Est-ce franchement une bonne solution ? Il est trop tôt pour le dire. Personnellement, j’ai l’impression dans le retour dans le passsé (qui en l’occurrence, ne me rajeunis pas).
Retour à la case départ (aux tous débuts du web…) ?
Cette situation n'est pas sans rappeler les débuts du web.
À l'époque, Yahoo! et CompuServe régnaient en maîtres. Les premiers résultats de recherche n'étaient pas les plus pertinents, mais ceux des annonceurs qui payaient pour être en haut de la page.
Débarque Google.
Google qui fait ses débuts en devenant le moteur de recherche en marque blanche de Yahoo!
Puis qui très rapidement devient incontournable et s’impose comme LE moteur de recherche qui change toute la donne car il introduit un tiers essentiel dans cette relation bipartite : l'utilisateur.

(Enregistrements issus d'une collecte de données)

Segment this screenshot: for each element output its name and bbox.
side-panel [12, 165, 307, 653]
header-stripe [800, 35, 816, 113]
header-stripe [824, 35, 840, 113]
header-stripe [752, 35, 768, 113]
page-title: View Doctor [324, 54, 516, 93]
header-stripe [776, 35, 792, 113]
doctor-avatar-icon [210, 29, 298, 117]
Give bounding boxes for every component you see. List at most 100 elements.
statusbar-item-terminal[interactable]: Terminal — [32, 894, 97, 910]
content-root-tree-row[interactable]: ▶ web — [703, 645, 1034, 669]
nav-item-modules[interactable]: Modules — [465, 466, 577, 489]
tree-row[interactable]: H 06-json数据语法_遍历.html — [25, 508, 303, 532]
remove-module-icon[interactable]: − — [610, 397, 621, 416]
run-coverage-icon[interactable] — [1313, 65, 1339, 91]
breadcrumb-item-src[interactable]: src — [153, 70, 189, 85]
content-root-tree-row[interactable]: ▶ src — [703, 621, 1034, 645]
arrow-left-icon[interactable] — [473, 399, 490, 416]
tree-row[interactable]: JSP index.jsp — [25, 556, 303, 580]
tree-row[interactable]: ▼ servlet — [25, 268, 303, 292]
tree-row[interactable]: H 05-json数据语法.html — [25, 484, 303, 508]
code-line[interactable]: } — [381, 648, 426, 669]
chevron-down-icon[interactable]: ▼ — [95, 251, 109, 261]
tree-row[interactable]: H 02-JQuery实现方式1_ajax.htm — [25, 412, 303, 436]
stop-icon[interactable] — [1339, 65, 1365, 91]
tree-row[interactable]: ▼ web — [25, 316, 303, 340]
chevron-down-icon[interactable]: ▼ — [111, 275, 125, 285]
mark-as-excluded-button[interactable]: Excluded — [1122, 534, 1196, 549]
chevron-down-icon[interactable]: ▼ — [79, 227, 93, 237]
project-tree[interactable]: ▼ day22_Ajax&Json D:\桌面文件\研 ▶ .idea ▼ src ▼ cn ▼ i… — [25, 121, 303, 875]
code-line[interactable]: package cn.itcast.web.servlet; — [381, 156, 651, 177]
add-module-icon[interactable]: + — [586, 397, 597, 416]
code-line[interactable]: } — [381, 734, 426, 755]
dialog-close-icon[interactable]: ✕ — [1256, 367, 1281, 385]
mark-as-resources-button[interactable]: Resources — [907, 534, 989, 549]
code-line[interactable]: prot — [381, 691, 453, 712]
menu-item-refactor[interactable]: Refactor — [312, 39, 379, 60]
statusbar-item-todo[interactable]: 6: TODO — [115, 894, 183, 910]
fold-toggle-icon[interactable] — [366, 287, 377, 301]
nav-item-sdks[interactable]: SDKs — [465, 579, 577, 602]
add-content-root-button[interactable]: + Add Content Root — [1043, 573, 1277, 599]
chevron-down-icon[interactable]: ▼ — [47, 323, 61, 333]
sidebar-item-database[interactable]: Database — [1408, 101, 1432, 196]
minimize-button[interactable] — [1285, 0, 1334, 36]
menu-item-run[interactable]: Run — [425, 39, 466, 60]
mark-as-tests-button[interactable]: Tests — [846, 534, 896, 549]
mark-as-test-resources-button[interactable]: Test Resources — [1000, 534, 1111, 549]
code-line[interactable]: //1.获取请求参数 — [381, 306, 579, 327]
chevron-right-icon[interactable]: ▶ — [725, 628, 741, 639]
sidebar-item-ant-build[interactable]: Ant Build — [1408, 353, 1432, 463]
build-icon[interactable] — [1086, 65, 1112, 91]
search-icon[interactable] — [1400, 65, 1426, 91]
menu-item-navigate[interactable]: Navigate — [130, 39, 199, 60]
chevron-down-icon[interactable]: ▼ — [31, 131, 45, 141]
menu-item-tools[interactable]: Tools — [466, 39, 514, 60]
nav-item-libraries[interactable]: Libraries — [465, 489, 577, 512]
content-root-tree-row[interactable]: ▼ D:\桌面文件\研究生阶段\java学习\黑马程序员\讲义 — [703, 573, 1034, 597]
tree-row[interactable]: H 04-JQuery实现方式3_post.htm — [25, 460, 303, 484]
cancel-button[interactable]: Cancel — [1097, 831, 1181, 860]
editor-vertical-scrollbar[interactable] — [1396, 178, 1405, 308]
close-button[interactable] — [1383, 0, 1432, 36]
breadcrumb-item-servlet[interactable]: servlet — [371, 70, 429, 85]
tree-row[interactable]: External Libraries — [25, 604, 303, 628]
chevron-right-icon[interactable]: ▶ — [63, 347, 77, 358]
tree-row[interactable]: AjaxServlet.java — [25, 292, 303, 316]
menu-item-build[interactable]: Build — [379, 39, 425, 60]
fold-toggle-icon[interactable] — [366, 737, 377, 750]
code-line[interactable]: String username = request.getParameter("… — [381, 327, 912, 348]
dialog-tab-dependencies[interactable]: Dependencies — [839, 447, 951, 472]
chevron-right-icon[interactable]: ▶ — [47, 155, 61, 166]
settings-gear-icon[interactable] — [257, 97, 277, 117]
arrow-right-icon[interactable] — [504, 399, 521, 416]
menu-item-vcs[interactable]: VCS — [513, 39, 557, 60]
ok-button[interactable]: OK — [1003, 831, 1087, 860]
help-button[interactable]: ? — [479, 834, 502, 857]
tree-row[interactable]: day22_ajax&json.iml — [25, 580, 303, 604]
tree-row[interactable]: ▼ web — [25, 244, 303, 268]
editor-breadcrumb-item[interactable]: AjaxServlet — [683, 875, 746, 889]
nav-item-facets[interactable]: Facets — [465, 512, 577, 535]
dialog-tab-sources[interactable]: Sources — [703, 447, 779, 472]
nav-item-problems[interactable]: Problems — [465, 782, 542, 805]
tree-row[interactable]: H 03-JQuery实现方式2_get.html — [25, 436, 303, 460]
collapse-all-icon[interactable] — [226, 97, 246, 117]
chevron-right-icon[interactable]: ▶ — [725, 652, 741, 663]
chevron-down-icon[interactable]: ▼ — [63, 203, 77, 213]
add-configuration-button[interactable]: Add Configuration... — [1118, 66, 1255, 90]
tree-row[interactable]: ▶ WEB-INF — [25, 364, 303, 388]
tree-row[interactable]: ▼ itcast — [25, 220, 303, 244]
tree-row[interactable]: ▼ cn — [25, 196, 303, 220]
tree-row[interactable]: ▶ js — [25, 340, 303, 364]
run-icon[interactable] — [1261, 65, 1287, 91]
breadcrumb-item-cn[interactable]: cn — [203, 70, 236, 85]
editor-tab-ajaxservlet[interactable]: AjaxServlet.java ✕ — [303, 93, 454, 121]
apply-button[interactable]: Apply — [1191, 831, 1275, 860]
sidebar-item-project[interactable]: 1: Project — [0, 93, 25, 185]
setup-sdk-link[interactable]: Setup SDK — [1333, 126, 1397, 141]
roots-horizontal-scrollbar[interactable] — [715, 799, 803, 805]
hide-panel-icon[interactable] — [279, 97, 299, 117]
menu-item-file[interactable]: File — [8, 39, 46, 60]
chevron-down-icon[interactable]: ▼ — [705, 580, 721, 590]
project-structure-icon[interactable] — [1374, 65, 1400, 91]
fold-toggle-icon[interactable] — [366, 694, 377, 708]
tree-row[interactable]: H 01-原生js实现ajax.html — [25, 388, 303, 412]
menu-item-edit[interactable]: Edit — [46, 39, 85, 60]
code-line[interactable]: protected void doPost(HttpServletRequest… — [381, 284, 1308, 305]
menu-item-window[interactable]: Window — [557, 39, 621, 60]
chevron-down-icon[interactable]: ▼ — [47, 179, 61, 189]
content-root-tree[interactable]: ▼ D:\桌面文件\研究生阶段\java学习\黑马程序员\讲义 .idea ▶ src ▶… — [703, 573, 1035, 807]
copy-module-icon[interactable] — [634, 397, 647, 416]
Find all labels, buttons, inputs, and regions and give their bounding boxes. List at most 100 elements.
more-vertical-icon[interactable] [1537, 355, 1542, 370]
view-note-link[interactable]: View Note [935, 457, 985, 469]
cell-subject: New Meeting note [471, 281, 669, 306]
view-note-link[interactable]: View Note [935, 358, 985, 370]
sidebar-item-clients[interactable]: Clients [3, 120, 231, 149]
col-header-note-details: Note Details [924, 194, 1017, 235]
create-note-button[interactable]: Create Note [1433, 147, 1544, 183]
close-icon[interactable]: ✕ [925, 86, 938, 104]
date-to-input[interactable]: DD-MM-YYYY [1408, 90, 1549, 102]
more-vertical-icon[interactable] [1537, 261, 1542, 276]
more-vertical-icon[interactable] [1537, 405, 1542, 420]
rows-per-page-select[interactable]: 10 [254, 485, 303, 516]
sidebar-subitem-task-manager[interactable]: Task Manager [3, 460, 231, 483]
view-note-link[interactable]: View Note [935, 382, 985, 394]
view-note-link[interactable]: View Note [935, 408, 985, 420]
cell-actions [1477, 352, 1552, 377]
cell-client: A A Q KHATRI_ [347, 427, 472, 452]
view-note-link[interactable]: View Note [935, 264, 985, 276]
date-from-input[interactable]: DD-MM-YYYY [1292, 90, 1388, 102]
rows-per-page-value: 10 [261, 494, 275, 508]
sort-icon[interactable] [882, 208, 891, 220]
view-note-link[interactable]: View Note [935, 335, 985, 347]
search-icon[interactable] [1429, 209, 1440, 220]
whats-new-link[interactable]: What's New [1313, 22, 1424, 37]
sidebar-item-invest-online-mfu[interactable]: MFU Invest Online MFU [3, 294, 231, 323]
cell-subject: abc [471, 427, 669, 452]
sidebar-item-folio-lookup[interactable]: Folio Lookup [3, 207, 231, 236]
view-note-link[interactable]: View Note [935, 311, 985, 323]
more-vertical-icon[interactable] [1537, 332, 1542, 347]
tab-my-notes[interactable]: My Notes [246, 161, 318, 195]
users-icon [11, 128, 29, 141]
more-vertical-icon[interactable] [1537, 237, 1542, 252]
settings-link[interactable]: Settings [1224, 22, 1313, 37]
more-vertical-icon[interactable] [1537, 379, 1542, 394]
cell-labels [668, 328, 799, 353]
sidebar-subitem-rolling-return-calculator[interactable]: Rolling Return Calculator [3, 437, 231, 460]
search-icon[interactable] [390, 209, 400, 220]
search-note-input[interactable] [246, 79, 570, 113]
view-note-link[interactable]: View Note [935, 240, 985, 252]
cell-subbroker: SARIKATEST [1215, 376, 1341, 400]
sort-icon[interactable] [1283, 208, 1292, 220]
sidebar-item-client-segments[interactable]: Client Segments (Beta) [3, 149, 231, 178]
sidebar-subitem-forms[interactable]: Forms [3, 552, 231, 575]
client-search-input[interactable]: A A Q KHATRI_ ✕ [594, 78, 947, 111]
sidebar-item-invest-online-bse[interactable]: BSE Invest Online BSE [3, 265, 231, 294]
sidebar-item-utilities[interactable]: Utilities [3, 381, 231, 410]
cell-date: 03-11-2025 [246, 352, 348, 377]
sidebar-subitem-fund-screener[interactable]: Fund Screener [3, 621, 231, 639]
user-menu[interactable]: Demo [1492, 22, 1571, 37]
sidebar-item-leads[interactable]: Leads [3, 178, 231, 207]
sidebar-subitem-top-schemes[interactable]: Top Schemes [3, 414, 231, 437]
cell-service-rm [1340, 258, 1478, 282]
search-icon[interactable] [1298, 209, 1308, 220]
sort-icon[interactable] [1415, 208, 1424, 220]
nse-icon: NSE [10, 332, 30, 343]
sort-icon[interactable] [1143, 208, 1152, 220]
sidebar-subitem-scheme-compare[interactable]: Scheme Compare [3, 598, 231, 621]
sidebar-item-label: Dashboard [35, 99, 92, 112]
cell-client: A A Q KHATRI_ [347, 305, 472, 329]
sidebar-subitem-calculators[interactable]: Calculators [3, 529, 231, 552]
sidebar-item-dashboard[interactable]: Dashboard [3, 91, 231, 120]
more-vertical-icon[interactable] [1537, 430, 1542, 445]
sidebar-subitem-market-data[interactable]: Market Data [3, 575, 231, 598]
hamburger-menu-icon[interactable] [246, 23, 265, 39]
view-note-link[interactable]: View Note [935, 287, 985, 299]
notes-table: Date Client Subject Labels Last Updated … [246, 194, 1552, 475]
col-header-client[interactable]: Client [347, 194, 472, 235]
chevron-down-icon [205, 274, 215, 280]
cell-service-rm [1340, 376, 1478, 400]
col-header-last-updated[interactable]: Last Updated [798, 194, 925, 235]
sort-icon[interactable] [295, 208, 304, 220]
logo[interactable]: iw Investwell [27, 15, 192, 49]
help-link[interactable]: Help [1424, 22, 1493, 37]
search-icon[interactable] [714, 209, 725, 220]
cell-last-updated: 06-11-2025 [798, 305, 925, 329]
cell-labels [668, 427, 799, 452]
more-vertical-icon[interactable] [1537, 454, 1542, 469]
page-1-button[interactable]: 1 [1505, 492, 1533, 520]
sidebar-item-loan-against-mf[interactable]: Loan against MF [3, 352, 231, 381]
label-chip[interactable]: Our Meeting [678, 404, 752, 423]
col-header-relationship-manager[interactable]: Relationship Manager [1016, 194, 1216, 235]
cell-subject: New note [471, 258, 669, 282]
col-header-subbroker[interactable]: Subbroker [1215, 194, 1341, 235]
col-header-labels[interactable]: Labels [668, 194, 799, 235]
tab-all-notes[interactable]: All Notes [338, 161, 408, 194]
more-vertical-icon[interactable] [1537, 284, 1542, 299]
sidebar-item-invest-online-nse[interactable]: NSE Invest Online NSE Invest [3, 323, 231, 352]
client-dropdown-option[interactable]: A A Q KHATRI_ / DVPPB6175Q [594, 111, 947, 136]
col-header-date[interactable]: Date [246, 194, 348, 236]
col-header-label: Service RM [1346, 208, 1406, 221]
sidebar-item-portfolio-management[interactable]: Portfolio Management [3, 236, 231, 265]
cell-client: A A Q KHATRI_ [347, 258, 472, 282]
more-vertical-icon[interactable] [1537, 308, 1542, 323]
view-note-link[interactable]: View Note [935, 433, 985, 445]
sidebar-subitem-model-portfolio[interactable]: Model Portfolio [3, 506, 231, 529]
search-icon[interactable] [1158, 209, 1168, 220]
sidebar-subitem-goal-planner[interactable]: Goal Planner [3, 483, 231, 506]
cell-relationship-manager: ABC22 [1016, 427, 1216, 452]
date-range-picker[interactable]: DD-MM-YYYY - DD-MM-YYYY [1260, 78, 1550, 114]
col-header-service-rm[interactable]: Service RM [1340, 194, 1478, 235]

» Mise en application:
a - Selon le texte sur les débuts du web, de quel acteur Google a-t-il d'abord été le moteur de recherche en marque blanche ?
b - Relevez toutes les entreprises nommées dans le texte sur les débuts du web.
Appuyez-vous uniquement sur le texte sur les débuts du web, sans recourir aux lignes.

» Corrigé:
a - De Yahoo!.

b - Yahoo!, CompuServe, Google